■ Problem description ■
Output only the count of lines that contain "ffffff".

[Data excerpts]
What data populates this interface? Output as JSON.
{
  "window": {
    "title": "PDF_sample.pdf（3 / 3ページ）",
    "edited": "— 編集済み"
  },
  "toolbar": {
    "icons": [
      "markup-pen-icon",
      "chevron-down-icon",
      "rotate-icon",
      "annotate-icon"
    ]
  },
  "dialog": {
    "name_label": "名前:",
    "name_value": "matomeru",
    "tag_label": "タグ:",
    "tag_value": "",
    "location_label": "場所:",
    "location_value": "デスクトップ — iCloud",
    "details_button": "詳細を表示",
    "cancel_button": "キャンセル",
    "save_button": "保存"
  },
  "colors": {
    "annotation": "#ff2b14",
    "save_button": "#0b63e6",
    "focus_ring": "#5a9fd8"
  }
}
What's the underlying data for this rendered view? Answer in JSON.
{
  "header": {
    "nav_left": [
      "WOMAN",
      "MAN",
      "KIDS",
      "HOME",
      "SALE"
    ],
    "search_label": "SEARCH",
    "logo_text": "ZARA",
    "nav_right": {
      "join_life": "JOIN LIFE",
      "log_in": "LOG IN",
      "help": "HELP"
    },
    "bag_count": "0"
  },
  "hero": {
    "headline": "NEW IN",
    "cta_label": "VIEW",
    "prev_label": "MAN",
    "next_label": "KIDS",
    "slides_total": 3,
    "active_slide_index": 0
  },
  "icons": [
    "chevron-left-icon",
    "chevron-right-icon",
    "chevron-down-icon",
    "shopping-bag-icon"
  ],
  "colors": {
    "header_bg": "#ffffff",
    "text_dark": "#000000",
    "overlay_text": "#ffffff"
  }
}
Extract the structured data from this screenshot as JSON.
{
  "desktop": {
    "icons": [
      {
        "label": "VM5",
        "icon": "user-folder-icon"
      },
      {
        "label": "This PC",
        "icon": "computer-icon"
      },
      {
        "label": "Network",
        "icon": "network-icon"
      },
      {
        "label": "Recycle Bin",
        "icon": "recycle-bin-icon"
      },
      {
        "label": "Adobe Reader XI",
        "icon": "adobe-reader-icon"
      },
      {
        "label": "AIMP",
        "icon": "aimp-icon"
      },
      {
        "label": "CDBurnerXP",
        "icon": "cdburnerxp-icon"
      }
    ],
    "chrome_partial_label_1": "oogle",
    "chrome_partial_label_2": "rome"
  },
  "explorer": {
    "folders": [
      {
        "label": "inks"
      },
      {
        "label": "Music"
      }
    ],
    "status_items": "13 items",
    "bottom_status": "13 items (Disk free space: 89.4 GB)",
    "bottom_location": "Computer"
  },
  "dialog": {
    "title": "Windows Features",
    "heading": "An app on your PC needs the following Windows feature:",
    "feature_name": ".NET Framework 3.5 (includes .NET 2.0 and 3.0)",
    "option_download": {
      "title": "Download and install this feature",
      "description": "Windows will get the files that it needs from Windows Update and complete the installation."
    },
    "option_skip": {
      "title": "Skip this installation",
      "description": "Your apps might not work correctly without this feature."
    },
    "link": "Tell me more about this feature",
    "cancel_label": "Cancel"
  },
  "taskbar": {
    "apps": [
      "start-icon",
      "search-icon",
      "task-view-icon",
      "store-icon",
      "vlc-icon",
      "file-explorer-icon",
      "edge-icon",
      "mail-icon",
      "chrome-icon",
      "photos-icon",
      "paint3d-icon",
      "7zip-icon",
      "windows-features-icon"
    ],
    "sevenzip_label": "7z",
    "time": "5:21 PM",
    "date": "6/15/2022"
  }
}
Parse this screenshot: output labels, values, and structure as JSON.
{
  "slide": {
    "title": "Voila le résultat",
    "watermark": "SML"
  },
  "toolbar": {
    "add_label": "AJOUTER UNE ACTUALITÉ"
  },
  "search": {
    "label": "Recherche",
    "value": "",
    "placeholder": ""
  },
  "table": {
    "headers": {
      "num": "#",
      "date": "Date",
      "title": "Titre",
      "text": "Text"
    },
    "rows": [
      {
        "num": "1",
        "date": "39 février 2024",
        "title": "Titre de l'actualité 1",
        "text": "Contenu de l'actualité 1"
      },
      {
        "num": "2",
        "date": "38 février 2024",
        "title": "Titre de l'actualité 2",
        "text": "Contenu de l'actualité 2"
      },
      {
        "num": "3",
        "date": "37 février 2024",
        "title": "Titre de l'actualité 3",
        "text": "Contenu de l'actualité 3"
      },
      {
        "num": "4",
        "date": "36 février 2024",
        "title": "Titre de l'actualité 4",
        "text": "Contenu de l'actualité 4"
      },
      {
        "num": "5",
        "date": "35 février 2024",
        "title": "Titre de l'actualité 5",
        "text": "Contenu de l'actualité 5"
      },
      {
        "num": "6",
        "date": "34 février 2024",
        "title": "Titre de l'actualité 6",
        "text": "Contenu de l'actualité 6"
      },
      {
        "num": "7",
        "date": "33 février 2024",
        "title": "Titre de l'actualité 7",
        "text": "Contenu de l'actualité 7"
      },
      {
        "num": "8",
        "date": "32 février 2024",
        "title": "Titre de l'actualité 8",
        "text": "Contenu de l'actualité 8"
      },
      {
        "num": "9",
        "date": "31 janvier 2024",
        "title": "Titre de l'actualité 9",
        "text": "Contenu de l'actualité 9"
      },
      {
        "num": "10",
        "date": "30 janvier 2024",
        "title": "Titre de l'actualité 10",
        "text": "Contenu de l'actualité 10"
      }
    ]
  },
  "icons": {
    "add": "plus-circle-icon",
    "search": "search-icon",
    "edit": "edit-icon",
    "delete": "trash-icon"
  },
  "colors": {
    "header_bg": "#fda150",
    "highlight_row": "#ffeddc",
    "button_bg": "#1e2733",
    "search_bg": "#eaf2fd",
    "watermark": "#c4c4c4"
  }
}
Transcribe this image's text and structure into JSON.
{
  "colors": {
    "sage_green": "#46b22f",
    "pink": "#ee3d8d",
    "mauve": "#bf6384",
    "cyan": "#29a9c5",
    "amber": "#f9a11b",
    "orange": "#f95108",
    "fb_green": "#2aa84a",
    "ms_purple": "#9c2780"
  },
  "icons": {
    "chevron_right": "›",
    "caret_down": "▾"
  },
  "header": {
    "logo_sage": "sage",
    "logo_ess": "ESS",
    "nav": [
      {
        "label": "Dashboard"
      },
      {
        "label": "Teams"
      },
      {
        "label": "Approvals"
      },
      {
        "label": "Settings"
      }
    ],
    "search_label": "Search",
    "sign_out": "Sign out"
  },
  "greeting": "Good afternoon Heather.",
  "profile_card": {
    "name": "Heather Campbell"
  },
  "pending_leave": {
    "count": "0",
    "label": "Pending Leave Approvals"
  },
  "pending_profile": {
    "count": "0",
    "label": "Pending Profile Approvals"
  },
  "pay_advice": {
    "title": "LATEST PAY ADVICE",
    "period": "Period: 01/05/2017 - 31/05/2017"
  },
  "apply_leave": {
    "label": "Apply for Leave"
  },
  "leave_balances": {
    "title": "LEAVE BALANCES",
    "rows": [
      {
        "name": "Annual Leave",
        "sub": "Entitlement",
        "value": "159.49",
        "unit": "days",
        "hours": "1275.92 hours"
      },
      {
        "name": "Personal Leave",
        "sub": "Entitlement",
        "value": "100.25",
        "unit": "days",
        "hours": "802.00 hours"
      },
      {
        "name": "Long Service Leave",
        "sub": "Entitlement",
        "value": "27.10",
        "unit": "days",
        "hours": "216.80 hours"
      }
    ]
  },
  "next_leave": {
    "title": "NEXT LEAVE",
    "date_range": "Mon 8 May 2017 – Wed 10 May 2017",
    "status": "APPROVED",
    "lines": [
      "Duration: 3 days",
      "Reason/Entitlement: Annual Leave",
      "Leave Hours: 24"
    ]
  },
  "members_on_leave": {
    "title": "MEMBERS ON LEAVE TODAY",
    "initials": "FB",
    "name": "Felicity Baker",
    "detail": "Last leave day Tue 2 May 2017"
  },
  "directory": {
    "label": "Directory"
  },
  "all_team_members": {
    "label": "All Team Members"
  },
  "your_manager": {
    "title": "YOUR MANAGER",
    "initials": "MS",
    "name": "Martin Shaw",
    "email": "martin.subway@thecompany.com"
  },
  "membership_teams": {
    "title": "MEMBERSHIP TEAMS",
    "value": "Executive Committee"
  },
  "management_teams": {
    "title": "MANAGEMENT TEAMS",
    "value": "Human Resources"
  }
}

■ Answer to this exercise ■
2